======== Given records

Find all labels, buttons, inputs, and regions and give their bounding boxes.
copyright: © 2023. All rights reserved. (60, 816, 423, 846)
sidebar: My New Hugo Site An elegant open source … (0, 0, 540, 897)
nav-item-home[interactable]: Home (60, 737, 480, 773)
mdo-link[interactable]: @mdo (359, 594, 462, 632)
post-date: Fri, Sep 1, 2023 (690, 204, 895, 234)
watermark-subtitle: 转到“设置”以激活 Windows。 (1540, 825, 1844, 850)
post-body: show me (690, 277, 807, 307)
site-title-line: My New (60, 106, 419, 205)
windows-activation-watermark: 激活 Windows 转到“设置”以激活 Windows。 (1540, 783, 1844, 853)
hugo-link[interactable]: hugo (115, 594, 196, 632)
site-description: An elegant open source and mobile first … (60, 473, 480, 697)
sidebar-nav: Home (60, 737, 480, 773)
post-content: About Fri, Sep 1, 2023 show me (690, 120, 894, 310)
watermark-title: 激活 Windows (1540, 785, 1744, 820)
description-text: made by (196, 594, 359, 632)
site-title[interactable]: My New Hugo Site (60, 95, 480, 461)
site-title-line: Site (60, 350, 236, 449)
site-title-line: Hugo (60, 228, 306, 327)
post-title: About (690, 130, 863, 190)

================

- **Stated goal**
Retype every line of the records above precisely as it appears.

- **The result**
Find all labels, buttons, inputs, and regions and give their bounding boxes.
copyright: © 2023. All rights reserved. (60, 816, 423, 846)
sidebar: My New Hugo Site An elegant open source … (0, 0, 540, 897)
nav-item-home[interactable]: Home (60, 737, 480, 773)
mdo-link[interactable]: @mdo (359, 594, 462, 632)
post-date: Fri, Sep 1, 2023 (690, 204, 895, 234)
watermark-subtitle: 转到“设置”以激活 Windows。 (1540, 825, 1844, 850)
post-body: show me (690, 277, 807, 307)
site-title-line: My New (60, 106, 419, 205)
windows-activation-watermark: 激活 Windows 转到“设置”以激活 Windows。 (1540, 783, 1844, 853)
hugo-link[interactable]: hugo (115, 594, 196, 632)
site-description: An elegant open source and mobile first … (60, 473, 480, 697)
sidebar-nav: Home (60, 737, 480, 773)
post-content: About Fri, Sep 1, 2023 show me (690, 120, 894, 310)
watermark-title: 激活 Windows (1540, 785, 1744, 820)
description-text: made by (196, 594, 359, 632)
site-title[interactable]: My New Hugo Site (60, 95, 480, 461)
site-title-line: Site (60, 350, 236, 449)
site-title-line: Hugo (60, 228, 306, 327)
post-title: About (690, 130, 863, 190)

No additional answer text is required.